Exercise directions. Can you quote the records below in full, word for word?

Data to process.
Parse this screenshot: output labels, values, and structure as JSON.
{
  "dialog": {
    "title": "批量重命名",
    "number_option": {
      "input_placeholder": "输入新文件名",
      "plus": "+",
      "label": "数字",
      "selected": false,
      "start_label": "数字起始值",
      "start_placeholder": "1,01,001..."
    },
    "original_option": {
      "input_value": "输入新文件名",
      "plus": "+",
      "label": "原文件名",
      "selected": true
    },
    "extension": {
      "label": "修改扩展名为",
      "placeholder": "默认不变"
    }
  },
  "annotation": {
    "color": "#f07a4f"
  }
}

The result.
Parse this screenshot: output labels, values, and structure as JSON.
{
  "dialog": {
    "title": "批量重命名",
    "number_option": {
      "input_placeholder": "输入新文件名",
      "plus": "+",
      "label": "数字",
      "selected": false,
      "start_label": "数字起始值",
      "start_placeholder": "1,01,001..."
    },
    "original_option": {
      "input_value": "输入新文件名",
      "plus": "+",
      "label": "原文件名",
      "selected": true
    },
    "extension": {
      "label": "修改扩展名为",
      "placeholder": "默认不变"
    }
  },
  "annotation": {
    "color": "#f07a4f"
  }
}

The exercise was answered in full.